======== DATASET ENTRIES

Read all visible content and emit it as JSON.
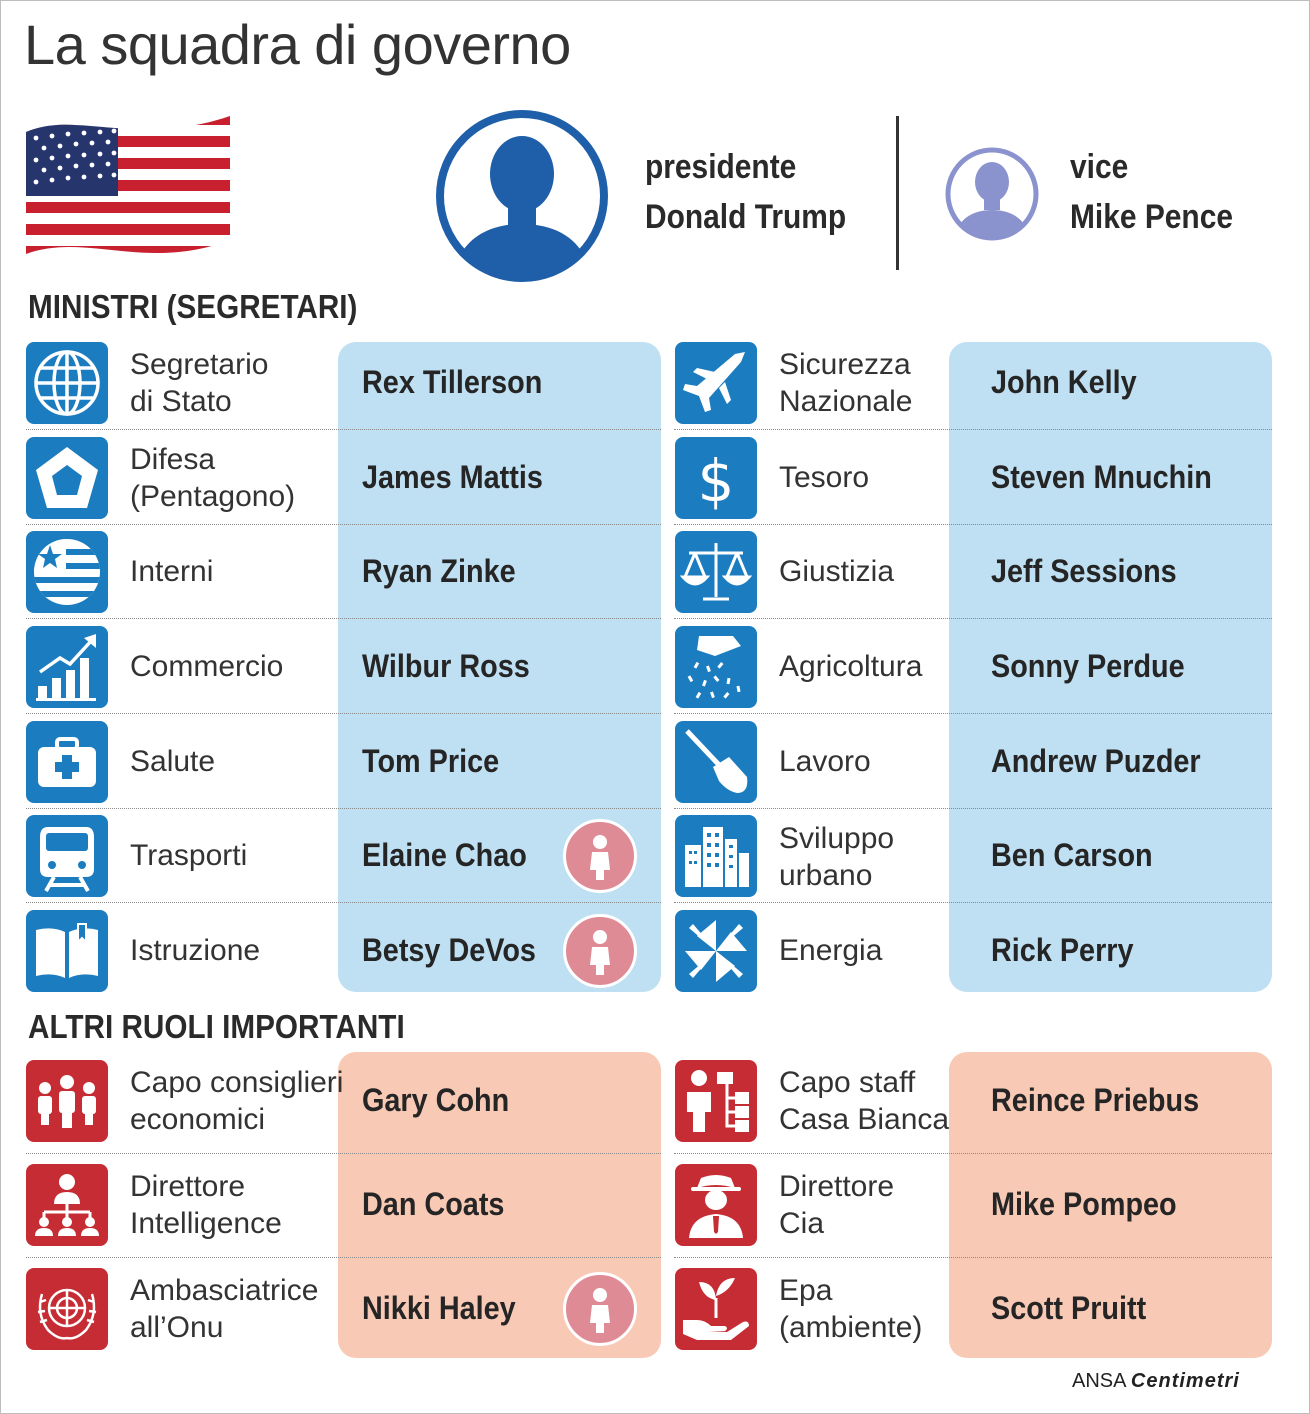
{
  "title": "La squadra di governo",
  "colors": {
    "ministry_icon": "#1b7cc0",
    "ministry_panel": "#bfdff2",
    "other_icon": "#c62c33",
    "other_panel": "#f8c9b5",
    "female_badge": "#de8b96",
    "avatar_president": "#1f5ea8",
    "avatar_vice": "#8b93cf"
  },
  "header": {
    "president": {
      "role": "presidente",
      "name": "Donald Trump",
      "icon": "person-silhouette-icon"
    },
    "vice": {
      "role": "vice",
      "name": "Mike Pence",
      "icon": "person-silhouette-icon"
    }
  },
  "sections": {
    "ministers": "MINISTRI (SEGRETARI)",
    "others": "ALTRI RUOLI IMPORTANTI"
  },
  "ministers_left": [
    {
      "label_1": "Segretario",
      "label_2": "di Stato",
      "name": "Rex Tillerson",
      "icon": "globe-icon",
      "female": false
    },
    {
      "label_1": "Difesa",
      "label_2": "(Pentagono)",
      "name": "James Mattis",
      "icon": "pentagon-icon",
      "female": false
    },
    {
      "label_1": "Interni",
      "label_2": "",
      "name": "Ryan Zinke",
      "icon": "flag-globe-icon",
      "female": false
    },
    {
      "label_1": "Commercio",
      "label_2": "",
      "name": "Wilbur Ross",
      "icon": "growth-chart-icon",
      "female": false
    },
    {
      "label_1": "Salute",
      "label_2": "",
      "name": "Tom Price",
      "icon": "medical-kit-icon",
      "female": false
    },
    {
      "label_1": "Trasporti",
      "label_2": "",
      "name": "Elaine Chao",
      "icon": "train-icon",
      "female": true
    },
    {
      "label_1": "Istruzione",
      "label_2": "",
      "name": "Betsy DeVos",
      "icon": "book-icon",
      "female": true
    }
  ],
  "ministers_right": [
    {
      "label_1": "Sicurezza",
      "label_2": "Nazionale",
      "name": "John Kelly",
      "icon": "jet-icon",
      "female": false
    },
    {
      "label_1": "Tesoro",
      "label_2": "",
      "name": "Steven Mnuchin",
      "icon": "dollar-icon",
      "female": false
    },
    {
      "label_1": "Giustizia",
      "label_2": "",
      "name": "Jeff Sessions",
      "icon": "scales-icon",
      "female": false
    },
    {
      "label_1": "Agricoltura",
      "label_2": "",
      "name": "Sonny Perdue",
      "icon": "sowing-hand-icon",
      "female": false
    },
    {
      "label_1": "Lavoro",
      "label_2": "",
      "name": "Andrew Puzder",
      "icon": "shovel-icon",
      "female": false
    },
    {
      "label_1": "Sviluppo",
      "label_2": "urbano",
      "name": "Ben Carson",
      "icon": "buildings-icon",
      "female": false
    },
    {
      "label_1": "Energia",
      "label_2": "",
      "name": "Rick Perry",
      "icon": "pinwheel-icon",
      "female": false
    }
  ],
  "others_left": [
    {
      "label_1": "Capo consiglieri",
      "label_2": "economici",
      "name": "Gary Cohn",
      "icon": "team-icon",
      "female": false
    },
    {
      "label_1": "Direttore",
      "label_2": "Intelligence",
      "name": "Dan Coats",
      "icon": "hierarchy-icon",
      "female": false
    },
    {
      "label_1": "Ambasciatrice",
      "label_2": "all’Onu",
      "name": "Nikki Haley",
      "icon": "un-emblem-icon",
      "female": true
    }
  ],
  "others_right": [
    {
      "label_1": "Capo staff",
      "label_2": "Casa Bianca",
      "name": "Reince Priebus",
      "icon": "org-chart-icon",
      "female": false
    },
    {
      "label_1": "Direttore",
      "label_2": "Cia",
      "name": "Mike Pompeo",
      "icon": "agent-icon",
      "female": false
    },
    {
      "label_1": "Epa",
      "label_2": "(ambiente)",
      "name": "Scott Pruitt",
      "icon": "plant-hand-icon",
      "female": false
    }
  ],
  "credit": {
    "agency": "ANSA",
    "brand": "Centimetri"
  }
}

================
======== DATASET ENTRIES

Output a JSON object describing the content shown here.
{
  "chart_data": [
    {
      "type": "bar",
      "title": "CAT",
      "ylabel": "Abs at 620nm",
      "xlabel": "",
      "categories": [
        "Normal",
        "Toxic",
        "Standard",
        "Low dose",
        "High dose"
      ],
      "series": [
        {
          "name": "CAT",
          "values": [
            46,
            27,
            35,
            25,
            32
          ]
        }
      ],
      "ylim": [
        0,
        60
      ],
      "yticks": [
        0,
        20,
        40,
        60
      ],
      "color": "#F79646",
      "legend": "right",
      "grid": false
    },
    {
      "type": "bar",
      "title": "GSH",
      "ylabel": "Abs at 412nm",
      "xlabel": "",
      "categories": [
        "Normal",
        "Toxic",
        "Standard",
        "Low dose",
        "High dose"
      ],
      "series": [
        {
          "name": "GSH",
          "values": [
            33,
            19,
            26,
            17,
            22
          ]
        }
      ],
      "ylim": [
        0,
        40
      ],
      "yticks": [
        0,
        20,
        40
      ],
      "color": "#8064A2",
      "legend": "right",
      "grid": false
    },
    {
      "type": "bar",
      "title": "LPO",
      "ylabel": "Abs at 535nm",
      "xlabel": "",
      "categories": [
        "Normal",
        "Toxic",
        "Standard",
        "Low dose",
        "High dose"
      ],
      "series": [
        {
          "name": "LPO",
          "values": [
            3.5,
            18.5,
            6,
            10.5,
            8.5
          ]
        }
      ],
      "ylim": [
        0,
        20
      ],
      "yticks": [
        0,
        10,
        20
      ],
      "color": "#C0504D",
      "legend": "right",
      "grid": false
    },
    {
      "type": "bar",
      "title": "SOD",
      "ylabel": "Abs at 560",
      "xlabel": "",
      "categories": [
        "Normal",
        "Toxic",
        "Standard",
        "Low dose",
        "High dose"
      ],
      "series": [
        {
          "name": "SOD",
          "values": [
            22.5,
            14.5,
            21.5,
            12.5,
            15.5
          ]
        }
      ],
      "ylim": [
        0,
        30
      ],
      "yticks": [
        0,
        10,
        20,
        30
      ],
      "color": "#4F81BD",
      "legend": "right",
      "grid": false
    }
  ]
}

================
======== DATASET ENTRIES

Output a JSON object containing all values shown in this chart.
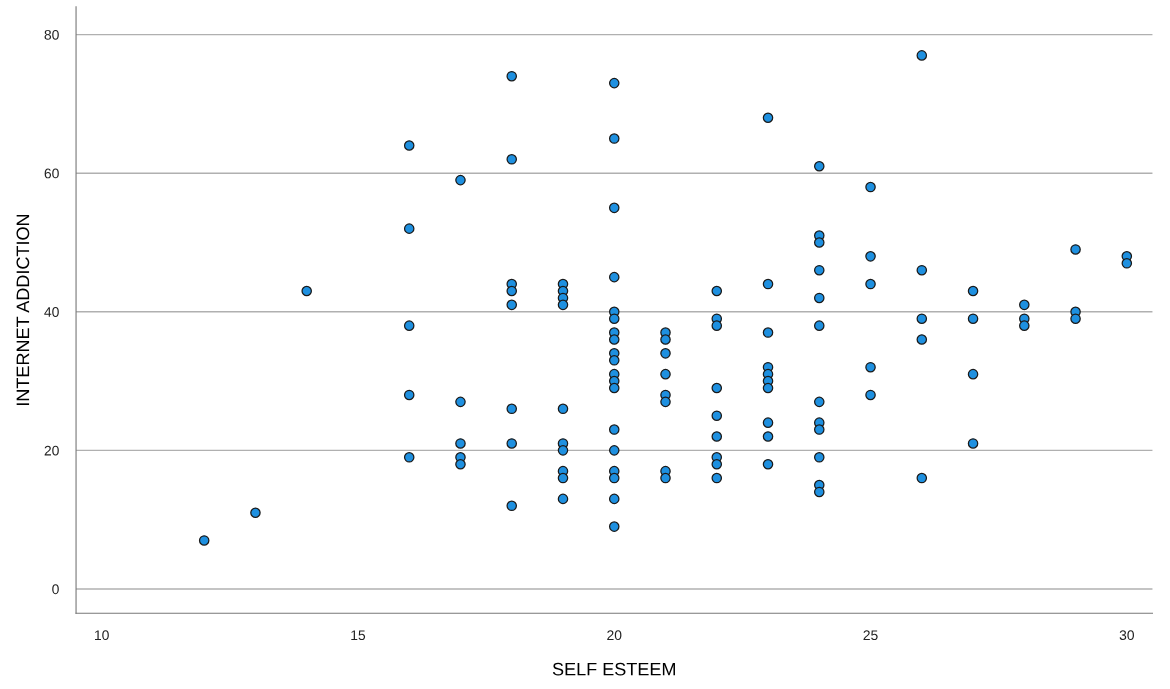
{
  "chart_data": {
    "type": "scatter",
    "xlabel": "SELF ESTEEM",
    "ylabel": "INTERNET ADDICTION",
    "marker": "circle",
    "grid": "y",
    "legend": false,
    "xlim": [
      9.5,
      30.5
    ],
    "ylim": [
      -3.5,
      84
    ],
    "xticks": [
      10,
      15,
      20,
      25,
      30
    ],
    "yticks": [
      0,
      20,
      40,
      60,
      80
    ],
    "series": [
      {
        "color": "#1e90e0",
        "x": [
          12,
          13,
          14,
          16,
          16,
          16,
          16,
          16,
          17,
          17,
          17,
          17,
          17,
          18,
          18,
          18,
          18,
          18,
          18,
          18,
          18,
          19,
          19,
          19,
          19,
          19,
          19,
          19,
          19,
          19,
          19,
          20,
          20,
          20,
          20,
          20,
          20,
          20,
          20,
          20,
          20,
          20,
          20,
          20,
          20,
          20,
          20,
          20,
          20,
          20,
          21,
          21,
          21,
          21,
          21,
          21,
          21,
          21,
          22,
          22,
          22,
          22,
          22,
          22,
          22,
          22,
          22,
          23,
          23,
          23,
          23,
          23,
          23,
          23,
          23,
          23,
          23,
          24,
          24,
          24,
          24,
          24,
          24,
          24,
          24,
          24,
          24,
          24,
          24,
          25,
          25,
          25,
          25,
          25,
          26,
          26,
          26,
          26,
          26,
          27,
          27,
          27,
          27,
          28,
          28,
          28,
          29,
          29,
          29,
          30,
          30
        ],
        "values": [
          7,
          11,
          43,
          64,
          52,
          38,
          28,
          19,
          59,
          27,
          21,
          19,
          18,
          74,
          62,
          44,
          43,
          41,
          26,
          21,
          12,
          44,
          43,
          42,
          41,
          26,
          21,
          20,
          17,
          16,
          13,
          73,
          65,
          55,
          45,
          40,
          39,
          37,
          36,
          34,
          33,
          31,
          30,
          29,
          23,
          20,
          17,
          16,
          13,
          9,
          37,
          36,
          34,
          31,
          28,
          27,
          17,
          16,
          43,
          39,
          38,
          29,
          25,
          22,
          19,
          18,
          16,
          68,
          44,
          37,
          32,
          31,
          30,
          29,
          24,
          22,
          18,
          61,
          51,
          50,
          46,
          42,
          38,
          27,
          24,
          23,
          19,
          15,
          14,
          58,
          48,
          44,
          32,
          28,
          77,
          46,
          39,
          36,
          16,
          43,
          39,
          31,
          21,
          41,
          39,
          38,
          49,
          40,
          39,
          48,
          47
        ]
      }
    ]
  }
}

================

**TASK INSTRUCTIONS**
Read through the data and copy every line where "object" shows up.

**TASK ANSWER**
Output a JSON object describing the content shown here.
Output a JSON object containing all values shown in this chart.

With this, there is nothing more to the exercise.